The task - Leaving out the pictures, retype all the material exactly.

Entries taken from a collection -
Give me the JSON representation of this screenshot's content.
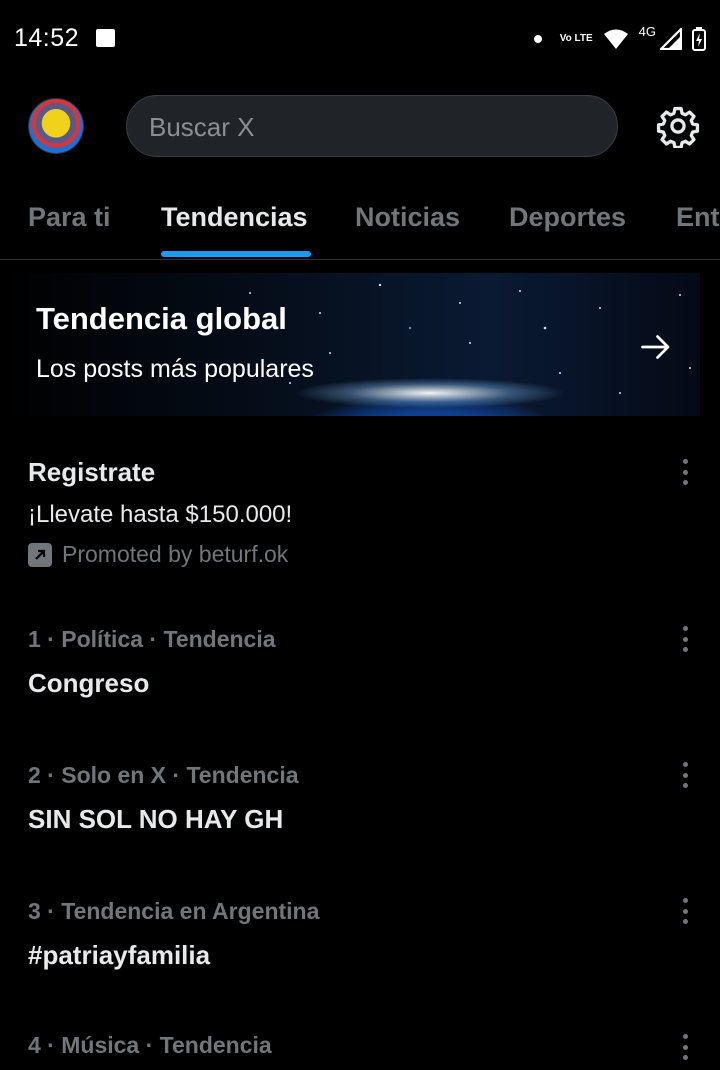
{
  "status_bar": {
    "time": "14:52",
    "volte": "Vo LTE",
    "network": "4G"
  },
  "header": {
    "search_placeholder": "Buscar X"
  },
  "tabs": [
    {
      "label": "Para ti"
    },
    {
      "label": "Tendencias"
    },
    {
      "label": "Noticias"
    },
    {
      "label": "Deportes"
    },
    {
      "label": "Ent"
    }
  ],
  "active_tab": "Tendencias",
  "banner": {
    "title": "Tendencia global",
    "subtitle": "Los posts más populares"
  },
  "promoted": {
    "title": "Registrate",
    "subtitle": "¡Llevate hasta $150.000!",
    "by": "Promoted by beturf.ok"
  },
  "trends": [
    {
      "meta": "1 · Política · Tendencia",
      "name": "Congreso"
    },
    {
      "meta": "2 · Solo en X · Tendencia",
      "name": "SIN SOL NO HAY GH"
    },
    {
      "meta": "3 · Tendencia en Argentina",
      "name": "#patriayfamilia"
    },
    {
      "meta": "4 · Música · Tendencia",
      "name": ""
    }
  ],
  "colors": {
    "background": "#000000",
    "accent": "#1d9bf0",
    "muted_text": "#71767b",
    "primary_text": "#e7e9ea"
  }
}
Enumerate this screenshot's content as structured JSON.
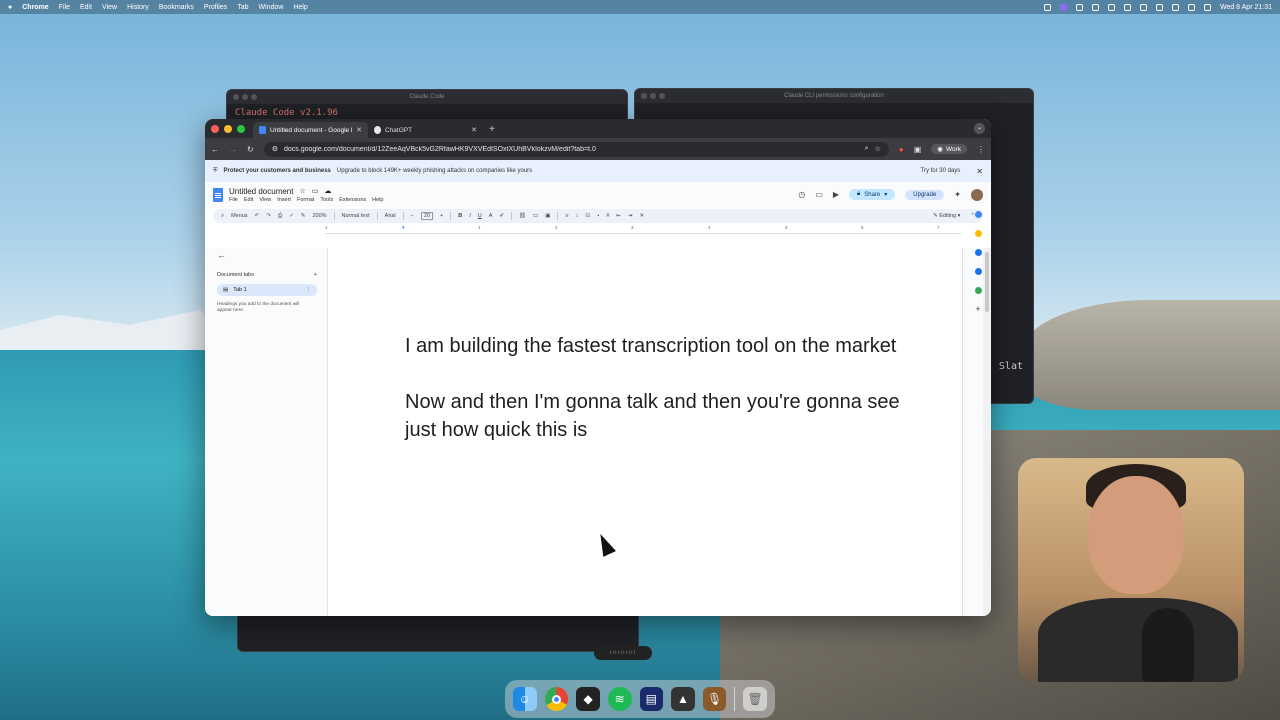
{
  "menubar": {
    "apple": "",
    "app": "Chrome",
    "items": [
      "File",
      "Edit",
      "View",
      "History",
      "Bookmarks",
      "Profiles",
      "Tab",
      "Window",
      "Help"
    ],
    "datetime": "Wed 8 Apr  21:31"
  },
  "terminal1": {
    "title": "Claude Code",
    "line": "Claude Code v2.1.96"
  },
  "terminal2": {
    "title": "Claude CLI permissions configuration",
    "sidetext": "Slat"
  },
  "chrome": {
    "tabs": [
      {
        "label": "Untitled document - Google Docs",
        "active": true
      },
      {
        "label": "ChatGPT",
        "active": false
      }
    ],
    "new_tab": "+",
    "url": "docs.google.com/document/d/12ZeeAqVBck5vG2RfawHK9VXVEdISOxtXUhBVkIokzvM/edit?tab=t.0",
    "profile": "Work"
  },
  "banner": {
    "bold": "Protect your customers and business",
    "text": "Upgrade to block 149K+ weekly phishing attacks on companies like yours",
    "try": "Try for 30 days",
    "close": "✕"
  },
  "docs": {
    "title": "Untitled document",
    "menus": [
      "File",
      "Edit",
      "View",
      "Insert",
      "Format",
      "Tools",
      "Extensions",
      "Help"
    ],
    "share": "Share",
    "upgrade": "Upgrade",
    "toolbar": {
      "menus": "Menus",
      "zoom": "200%",
      "style": "Normal text",
      "font": "Arial",
      "size": "20",
      "mode": "Editing"
    },
    "ruler": [
      "1",
      "1",
      "2",
      "3",
      "4",
      "5",
      "6",
      "7"
    ],
    "outline": {
      "heading": "Document tabs",
      "add": "+",
      "tab": "Tab 1",
      "hint": "Headings you add to the document will appear here."
    },
    "body": [
      "I am building the fastest transcription tool on the market",
      "Now and then I'm gonna talk and then you're gonna see just how quick this is"
    ]
  },
  "colors": {
    "chrome_dark": "#2a2b2e",
    "docs_blue": "#4285f4",
    "share_blue": "#c2e7ff"
  }
}
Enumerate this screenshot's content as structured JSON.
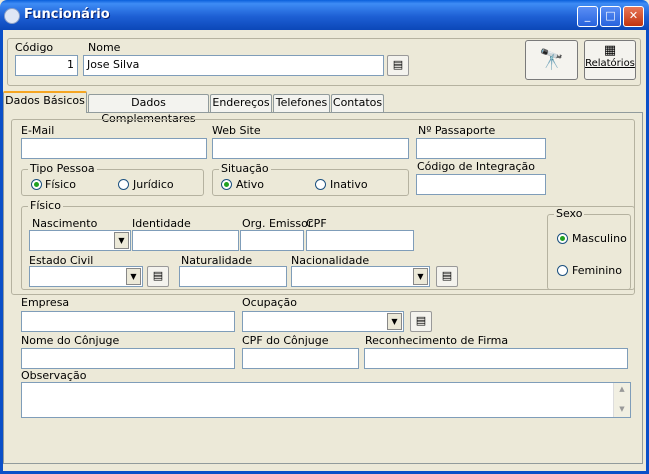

Reply -
Give me the JSON representation of this screenshot's content.
{
  "status_bar": {
    "time": "14:52",
    "volte": "Vo LTE",
    "network": "4G"
  },
  "header": {
    "search_placeholder": "Buscar X"
  },
  "tabs": [
    {
      "label": "Para ti"
    },
    {
      "label": "Tendencias"
    },
    {
      "label": "Noticias"
    },
    {
      "label": "Deportes"
    },
    {
      "label": "Ent"
    }
  ],
  "active_tab": "Tendencias",
  "banner": {
    "title": "Tendencia global",
    "subtitle": "Los posts más populares"
  },
  "promoted": {
    "title": "Registrate",
    "subtitle": "¡Llevate hasta $150.000!",
    "by": "Promoted by beturf.ok"
  },
  "trends": [
    {
      "meta": "1 · Política · Tendencia",
      "name": "Congreso"
    },
    {
      "meta": "2 · Solo en X · Tendencia",
      "name": "SIN SOL NO HAY GH"
    },
    {
      "meta": "3 · Tendencia en Argentina",
      "name": "#patriayfamilia"
    },
    {
      "meta": "4 · Música · Tendencia",
      "name": ""
    }
  ],
  "colors": {
    "background": "#000000",
    "accent": "#1d9bf0",
    "muted_text": "#71767b",
    "primary_text": "#e7e9ea"
  }
}
Enumerate this screenshot's content as structured JSON.
{
  "menubar": {
    "apple": "",
    "app": "Chrome",
    "items": [
      "File",
      "Edit",
      "View",
      "History",
      "Bookmarks",
      "Profiles",
      "Tab",
      "Window",
      "Help"
    ],
    "datetime": "Wed 8 Apr  21:31"
  },
  "terminal1": {
    "title": "Claude Code",
    "line": "Claude Code v2.1.96"
  },
  "terminal2": {
    "title": "Claude CLI permissions configuration",
    "sidetext": "Slat"
  },
  "chrome": {
    "tabs": [
      {
        "label": "Untitled document - Google Docs",
        "active": true
      },
      {
        "label": "ChatGPT",
        "active": false
      }
    ],
    "new_tab": "+",
    "url": "docs.google.com/document/d/12ZeeAqVBck5vG2RfawHK9VXVEdISOxtXUhBVkIokzvM/edit?tab=t.0",
    "profile": "Work"
  },
  "banner": {
    "bold": "Protect your customers and business",
    "text": "Upgrade to block 149K+ weekly phishing attacks on companies like yours",
    "try": "Try for 30 days",
    "close": "✕"
  },
  "docs": {
    "title": "Untitled document",
    "menus": [
      "File",
      "Edit",
      "View",
      "Insert",
      "Format",
      "Tools",
      "Extensions",
      "Help"
    ],
    "share": "Share",
    "upgrade": "Upgrade",
    "toolbar": {
      "menus": "Menus",
      "zoom": "200%",
      "style": "Normal text",
      "font": "Arial",
      "size": "20",
      "mode": "Editing"
    },
    "ruler": [
      "1",
      "1",
      "2",
      "3",
      "4",
      "5",
      "6",
      "7"
    ],
    "outline": {
      "heading": "Document tabs",
      "add": "+",
      "tab": "Tab 1",
      "hint": "Headings you add to the document will appear here."
    },
    "body": [
      "I am building the fastest transcription tool on the market",
      "Now and then I'm gonna talk and then you're gonna see just how quick this is"
    ]
  },
  "colors": {
    "chrome_dark": "#2a2b2e",
    "docs_blue": "#4285f4",
    "share_blue": "#c2e7ff"
  }
}
Enumerate this screenshot's content as structured JSON.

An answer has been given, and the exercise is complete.